[Rows from a dataset]
--- Start ---

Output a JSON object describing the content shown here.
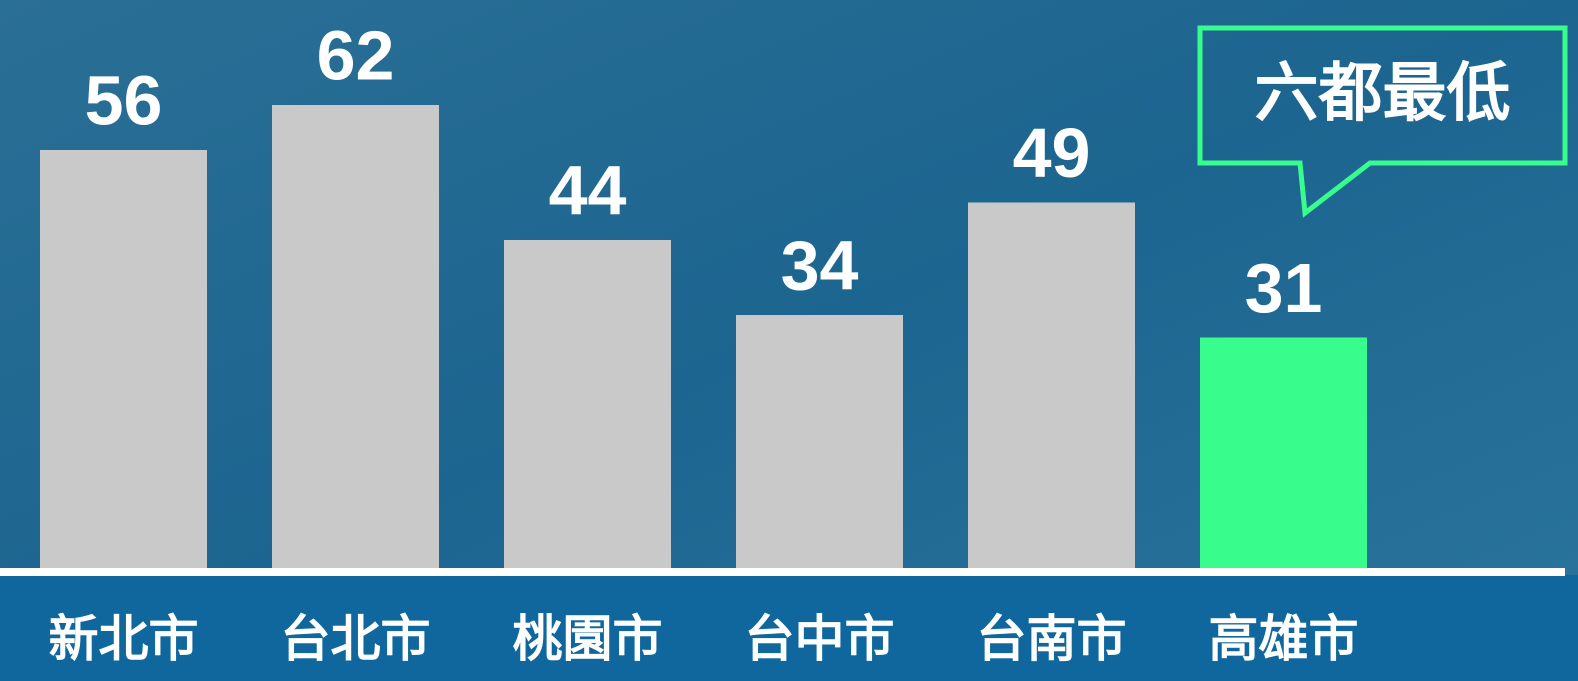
{
  "chart_data": {
    "type": "bar",
    "categories": [
      "新北市",
      "台北市",
      "桃園市",
      "台中市",
      "台南市",
      "高雄市"
    ],
    "values": [
      56,
      62,
      44,
      34,
      49,
      31
    ],
    "colors": [
      "#c8c9c8",
      "#c8c9c8",
      "#c8c9c8",
      "#c8c9c8",
      "#c8c9c8",
      "#38fd8c"
    ],
    "ylim": [
      0,
      76
    ],
    "annotation": {
      "text": "六都最低",
      "category_index": 5,
      "color": "#38fd8c"
    }
  }
}
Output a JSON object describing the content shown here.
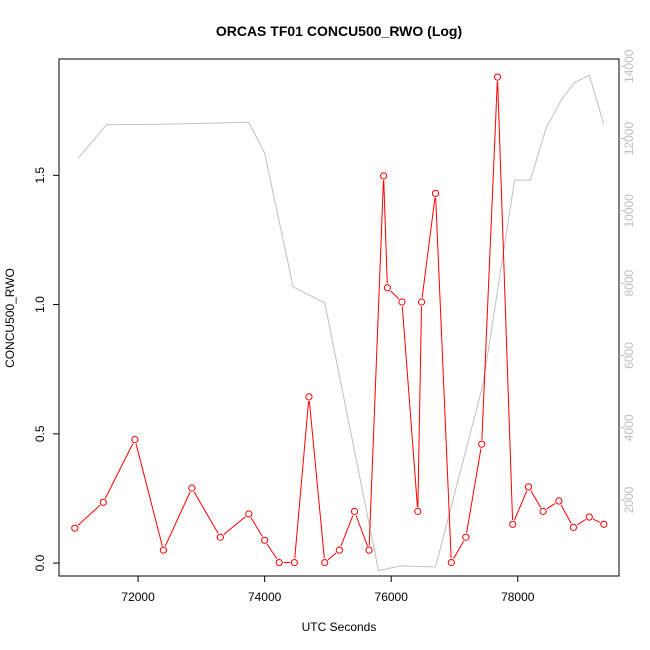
{
  "chart_data": {
    "type": "line",
    "title": "ORCAS TF01 CONCU500_RWO (Log)",
    "xlabel": "UTC Seconds",
    "ylabel": "CONCU500_RWO",
    "xlim": [
      70750,
      79600
    ],
    "ylim": [
      -0.05,
      1.95
    ],
    "y2lim": [
      -100,
      14200
    ],
    "x_ticks": [
      72000,
      74000,
      76000,
      78000
    ],
    "y_ticks": [
      0.0,
      0.5,
      1.0,
      1.5
    ],
    "y_tick_labels": [
      "0.0",
      "0.5",
      "1.0",
      "1.5"
    ],
    "y2_ticks": [
      2000,
      4000,
      6000,
      8000,
      10000,
      12000,
      14000
    ],
    "grid": false,
    "series": [
      {
        "axis": "left",
        "color": "#ff0000",
        "marker": "open-circle",
        "points": [
          [
            71000,
            0.135
          ],
          [
            71450,
            0.235
          ],
          [
            71950,
            0.478
          ],
          [
            72400,
            0.05
          ],
          [
            72850,
            0.29
          ],
          [
            73300,
            0.1
          ],
          [
            73750,
            0.19
          ],
          [
            74000,
            0.088
          ],
          [
            74230,
            0.002
          ],
          [
            74470,
            0.002
          ],
          [
            74700,
            0.643
          ],
          [
            74950,
            0.002
          ],
          [
            75180,
            0.05
          ],
          [
            75420,
            0.2
          ],
          [
            75650,
            0.05
          ],
          [
            75880,
            1.498
          ],
          [
            75940,
            1.065
          ],
          [
            76170,
            1.01
          ],
          [
            76420,
            0.2
          ],
          [
            76480,
            1.01
          ],
          [
            76700,
            1.43
          ],
          [
            76950,
            0.002
          ],
          [
            77180,
            0.1
          ],
          [
            77430,
            0.46
          ],
          [
            77680,
            1.88
          ],
          [
            77920,
            0.15
          ],
          [
            78170,
            0.295
          ],
          [
            78400,
            0.2
          ],
          [
            78650,
            0.24
          ],
          [
            78880,
            0.138
          ],
          [
            79130,
            0.178
          ],
          [
            79360,
            0.15
          ]
        ]
      },
      {
        "axis": "right",
        "color": "#c0c0c0",
        "marker": "none",
        "points": [
          [
            71050,
            11450
          ],
          [
            71500,
            12380
          ],
          [
            72500,
            12400
          ],
          [
            73750,
            12450
          ],
          [
            74000,
            11600
          ],
          [
            74450,
            7900
          ],
          [
            74950,
            7450
          ],
          [
            75800,
            50
          ],
          [
            76150,
            180
          ],
          [
            76700,
            150
          ],
          [
            77450,
            5200
          ],
          [
            77950,
            10850
          ],
          [
            78200,
            10850
          ],
          [
            78450,
            12300
          ],
          [
            78700,
            13100
          ],
          [
            78900,
            13550
          ],
          [
            79130,
            13750
          ],
          [
            79360,
            12400
          ]
        ]
      }
    ]
  },
  "colors": {
    "series_primary": "#ff0000",
    "series_secondary": "#c0c0c0",
    "right_axis": "#bdbdbd"
  }
}
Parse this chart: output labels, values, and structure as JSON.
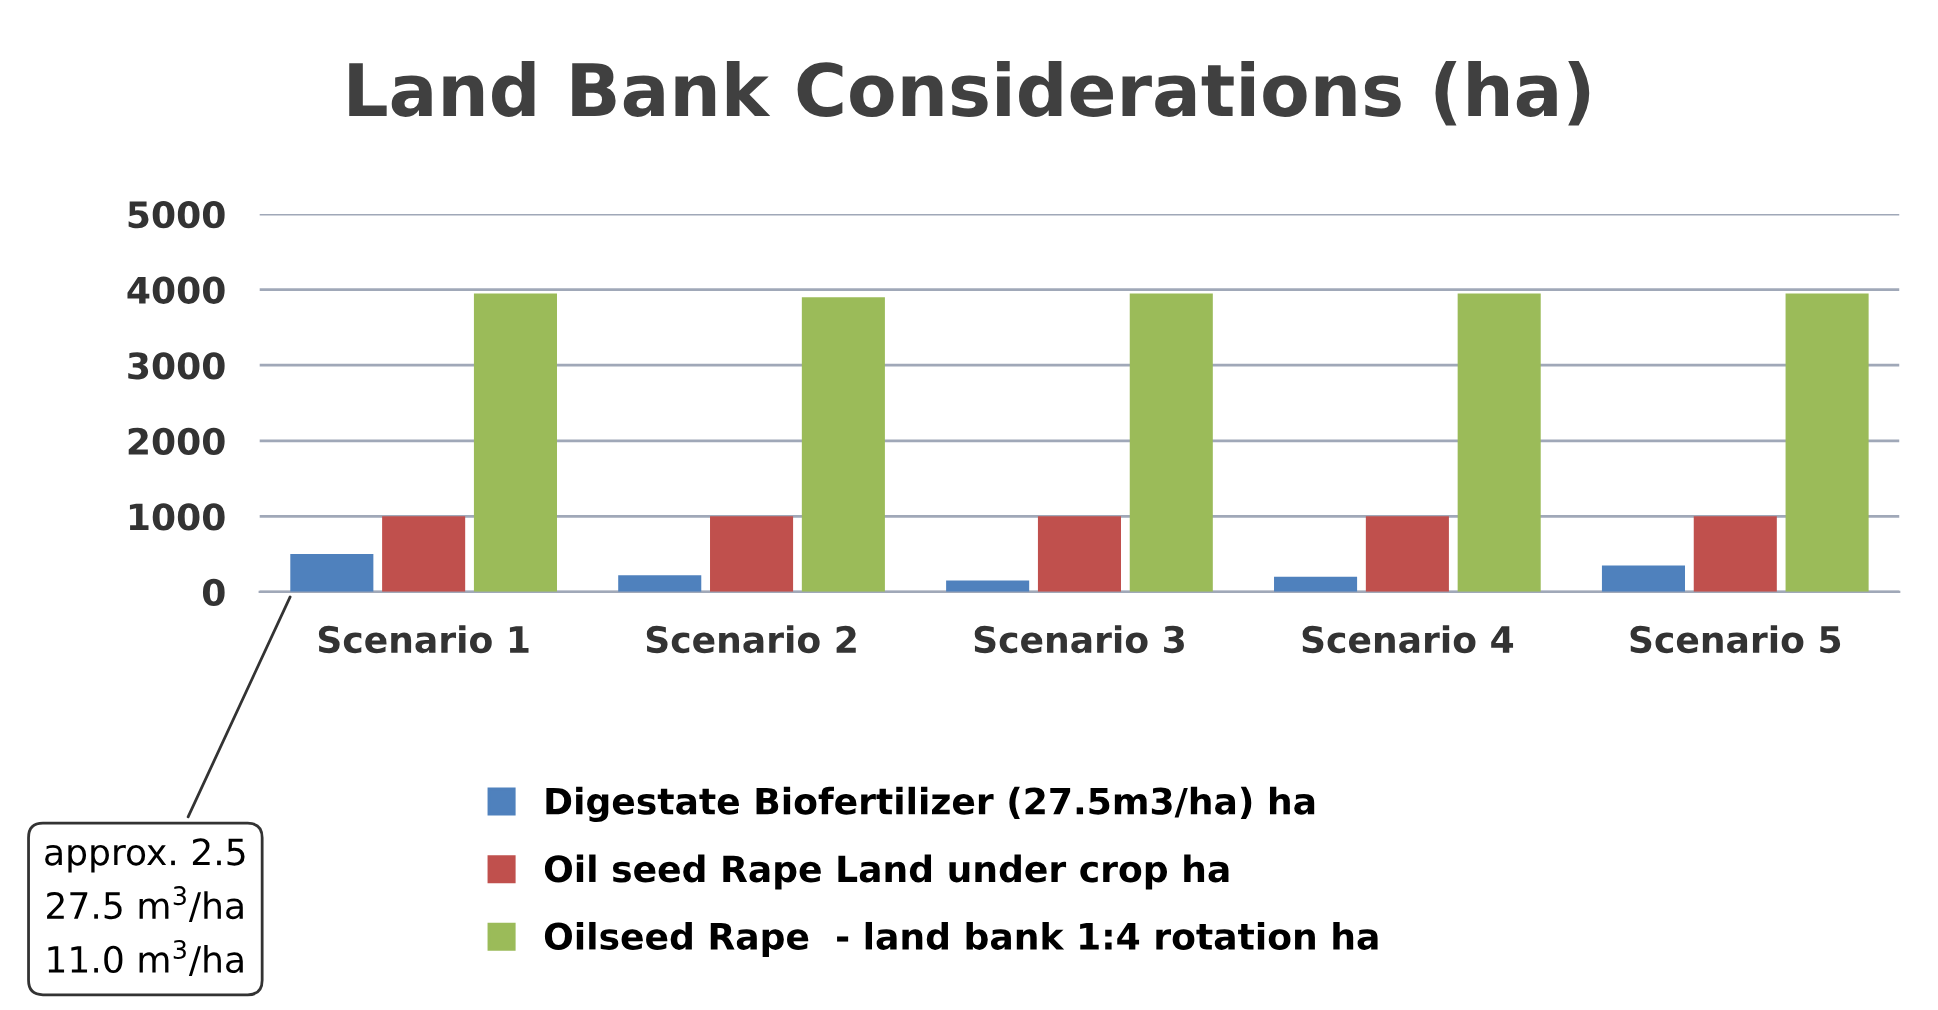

--- End ---

WRITTEN TASK: List every line from the entries above in which "values" appears.

EXERCISE RESULT:
    "values": [
Parse this chart: output labels, values, and structure as JSON.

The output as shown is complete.